### Given task
Return each line of the records holding the string "triển".

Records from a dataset
..............................

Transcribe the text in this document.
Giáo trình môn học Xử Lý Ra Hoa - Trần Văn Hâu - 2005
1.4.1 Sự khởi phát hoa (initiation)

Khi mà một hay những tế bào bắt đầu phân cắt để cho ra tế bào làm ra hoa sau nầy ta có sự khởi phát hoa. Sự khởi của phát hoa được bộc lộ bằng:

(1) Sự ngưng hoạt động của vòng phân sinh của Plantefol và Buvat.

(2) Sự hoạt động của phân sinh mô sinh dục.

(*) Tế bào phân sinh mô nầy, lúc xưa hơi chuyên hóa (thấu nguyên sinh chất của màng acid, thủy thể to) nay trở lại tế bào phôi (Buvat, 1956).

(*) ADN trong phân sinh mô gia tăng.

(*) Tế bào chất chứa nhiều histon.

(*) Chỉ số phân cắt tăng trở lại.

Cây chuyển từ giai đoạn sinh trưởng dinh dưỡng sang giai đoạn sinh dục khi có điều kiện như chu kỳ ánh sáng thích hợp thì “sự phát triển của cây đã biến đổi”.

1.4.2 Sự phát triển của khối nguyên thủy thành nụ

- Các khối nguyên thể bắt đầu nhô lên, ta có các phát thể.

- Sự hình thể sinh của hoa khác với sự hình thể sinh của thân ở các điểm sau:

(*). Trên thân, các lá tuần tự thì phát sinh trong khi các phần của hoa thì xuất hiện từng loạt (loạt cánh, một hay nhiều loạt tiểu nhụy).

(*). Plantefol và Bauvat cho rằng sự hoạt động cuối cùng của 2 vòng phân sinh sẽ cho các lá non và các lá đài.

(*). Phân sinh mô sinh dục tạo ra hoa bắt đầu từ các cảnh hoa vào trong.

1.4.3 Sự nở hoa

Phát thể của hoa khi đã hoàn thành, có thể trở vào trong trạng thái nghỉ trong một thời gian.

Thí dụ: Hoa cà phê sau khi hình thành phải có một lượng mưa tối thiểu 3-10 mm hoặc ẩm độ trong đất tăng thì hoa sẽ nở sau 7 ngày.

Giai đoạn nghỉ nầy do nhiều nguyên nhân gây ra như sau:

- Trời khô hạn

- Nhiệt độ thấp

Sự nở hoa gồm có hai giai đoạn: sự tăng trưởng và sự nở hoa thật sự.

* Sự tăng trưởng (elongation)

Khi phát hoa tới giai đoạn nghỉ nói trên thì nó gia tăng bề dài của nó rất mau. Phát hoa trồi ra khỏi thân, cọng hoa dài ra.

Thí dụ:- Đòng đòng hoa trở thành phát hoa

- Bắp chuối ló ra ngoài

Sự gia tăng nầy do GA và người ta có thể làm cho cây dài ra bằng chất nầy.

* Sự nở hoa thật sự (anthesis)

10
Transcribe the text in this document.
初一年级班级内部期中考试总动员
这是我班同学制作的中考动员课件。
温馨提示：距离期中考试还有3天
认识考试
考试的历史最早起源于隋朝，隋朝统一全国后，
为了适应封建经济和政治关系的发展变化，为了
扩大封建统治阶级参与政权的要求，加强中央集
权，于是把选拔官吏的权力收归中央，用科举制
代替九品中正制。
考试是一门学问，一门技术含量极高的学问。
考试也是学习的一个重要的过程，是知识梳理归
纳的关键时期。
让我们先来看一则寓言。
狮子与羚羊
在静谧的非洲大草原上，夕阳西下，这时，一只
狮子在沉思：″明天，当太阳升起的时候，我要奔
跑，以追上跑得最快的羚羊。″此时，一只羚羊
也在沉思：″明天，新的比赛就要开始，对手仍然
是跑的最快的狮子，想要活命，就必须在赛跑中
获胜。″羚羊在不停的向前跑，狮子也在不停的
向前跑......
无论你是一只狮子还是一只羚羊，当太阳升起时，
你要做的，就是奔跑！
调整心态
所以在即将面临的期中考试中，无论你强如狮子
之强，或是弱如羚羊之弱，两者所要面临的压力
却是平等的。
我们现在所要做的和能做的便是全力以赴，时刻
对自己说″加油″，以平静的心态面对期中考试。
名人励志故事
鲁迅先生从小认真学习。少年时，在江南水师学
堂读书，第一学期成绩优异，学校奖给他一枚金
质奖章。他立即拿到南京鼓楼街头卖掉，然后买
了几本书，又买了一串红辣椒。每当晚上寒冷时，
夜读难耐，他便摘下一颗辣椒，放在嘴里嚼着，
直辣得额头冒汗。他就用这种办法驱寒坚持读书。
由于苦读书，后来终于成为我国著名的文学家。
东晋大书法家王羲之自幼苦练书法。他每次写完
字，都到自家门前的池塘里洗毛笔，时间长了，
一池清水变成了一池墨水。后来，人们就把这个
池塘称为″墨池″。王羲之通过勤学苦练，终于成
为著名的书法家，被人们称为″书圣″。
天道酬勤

..............................

### Response
Cây chuyển từ giai đoạn sinh trưởng dinh dưỡng sang giai đoạn sinh dục khi có điều kiện như chu kỳ ánh sáng thích hợp thì “sự phát triển của cây đã biến đổi”.
1.4.2 Sự phát triển của khối nguyên thủy thành nụ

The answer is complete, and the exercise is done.